[Records from a collection]
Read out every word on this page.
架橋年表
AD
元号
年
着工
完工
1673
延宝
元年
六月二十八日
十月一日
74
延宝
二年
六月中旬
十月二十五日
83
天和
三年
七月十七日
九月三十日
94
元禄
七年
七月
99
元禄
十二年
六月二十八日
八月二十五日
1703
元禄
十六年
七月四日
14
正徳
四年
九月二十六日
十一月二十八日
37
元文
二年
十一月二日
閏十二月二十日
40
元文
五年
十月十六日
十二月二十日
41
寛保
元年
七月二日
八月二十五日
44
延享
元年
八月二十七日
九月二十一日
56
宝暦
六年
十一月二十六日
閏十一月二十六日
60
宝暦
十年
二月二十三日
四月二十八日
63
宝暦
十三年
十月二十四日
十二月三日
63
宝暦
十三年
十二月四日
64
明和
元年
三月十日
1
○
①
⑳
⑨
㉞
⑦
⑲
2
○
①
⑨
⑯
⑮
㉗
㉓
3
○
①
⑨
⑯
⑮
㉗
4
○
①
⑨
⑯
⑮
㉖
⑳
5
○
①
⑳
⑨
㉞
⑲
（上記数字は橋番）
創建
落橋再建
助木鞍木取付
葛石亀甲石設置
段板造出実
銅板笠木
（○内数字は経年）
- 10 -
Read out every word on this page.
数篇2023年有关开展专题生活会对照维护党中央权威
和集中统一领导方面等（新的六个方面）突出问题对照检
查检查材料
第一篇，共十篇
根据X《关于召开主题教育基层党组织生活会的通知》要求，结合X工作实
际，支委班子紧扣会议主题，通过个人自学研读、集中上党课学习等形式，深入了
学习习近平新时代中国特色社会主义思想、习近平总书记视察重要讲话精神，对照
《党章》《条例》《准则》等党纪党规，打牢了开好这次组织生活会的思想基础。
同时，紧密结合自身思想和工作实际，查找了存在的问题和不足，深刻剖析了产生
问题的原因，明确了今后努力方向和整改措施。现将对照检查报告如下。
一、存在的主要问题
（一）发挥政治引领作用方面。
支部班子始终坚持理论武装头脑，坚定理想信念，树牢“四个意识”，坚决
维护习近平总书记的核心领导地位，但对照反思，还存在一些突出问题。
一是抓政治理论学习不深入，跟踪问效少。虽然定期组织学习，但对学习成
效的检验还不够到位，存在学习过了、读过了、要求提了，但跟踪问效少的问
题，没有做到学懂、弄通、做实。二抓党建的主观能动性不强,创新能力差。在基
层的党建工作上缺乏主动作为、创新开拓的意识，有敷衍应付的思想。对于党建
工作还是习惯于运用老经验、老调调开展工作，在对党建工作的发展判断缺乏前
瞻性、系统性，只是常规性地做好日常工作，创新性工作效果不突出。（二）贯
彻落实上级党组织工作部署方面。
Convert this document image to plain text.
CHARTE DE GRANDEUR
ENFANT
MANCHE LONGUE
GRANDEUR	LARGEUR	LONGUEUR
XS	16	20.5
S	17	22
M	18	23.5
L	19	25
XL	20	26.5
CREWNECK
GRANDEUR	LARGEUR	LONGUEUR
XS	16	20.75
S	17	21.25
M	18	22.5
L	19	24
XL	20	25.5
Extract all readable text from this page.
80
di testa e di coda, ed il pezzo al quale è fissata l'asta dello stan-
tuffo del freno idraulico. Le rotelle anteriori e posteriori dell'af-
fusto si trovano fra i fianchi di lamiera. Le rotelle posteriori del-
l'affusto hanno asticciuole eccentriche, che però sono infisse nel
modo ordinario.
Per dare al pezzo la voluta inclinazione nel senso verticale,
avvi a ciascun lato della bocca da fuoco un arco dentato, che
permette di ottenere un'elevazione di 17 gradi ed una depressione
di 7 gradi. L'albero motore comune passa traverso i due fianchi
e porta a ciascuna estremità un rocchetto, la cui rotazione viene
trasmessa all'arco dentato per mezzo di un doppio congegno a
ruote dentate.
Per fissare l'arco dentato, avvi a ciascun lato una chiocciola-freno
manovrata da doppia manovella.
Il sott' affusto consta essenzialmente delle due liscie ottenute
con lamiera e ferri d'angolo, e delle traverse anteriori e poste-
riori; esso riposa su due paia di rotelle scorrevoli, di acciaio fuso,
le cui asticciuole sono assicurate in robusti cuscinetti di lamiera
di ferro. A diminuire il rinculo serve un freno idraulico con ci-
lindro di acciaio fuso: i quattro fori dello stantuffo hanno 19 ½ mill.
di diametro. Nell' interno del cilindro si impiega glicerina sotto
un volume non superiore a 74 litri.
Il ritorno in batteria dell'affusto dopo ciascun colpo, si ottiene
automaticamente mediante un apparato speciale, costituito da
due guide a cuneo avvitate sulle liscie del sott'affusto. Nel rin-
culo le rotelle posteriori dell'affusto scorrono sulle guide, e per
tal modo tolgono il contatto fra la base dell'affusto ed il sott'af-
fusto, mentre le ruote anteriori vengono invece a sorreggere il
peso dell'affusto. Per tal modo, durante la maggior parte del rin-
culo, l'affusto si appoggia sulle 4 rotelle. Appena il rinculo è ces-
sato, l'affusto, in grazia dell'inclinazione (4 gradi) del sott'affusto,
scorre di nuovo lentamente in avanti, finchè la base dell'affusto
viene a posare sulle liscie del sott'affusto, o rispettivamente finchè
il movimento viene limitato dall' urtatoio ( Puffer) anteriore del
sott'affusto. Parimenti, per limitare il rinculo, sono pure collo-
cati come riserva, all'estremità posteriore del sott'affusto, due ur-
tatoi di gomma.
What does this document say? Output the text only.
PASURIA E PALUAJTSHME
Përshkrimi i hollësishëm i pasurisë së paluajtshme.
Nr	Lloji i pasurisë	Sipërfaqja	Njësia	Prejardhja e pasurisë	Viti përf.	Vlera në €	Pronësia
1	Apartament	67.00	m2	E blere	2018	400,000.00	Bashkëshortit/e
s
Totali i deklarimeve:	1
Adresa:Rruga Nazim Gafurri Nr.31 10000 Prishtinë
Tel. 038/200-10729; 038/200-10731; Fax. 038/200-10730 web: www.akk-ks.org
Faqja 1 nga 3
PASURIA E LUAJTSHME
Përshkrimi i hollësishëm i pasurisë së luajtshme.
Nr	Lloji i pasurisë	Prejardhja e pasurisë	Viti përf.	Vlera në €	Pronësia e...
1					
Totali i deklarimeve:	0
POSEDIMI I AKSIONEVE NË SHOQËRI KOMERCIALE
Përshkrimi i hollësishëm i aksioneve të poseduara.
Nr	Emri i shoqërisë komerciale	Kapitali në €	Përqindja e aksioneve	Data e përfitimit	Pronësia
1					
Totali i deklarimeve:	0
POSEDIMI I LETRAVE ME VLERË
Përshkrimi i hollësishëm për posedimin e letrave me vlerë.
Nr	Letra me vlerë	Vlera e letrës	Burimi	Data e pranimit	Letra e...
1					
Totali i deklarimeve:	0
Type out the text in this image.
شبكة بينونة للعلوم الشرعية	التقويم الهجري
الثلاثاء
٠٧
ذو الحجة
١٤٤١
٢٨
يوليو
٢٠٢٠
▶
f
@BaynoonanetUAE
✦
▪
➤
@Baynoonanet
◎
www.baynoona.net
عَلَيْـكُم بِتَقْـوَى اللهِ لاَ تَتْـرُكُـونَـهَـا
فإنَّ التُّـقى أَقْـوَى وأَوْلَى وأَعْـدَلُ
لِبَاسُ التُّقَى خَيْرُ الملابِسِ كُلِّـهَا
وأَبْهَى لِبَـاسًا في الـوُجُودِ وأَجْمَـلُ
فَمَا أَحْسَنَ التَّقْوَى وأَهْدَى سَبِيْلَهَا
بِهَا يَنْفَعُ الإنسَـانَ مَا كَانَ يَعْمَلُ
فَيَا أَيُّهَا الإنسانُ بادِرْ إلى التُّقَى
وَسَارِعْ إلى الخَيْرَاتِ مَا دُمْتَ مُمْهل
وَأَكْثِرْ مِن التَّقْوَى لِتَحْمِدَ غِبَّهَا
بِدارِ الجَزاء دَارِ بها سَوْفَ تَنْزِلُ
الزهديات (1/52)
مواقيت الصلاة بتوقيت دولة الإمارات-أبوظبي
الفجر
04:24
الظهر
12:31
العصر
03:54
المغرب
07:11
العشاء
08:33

▶ WHAT NEEDS TO BE DONE: Tally the lines containing "Pronësia". Provide the number without any other words.

▶ RESULT OF THIS EXERCISE: 3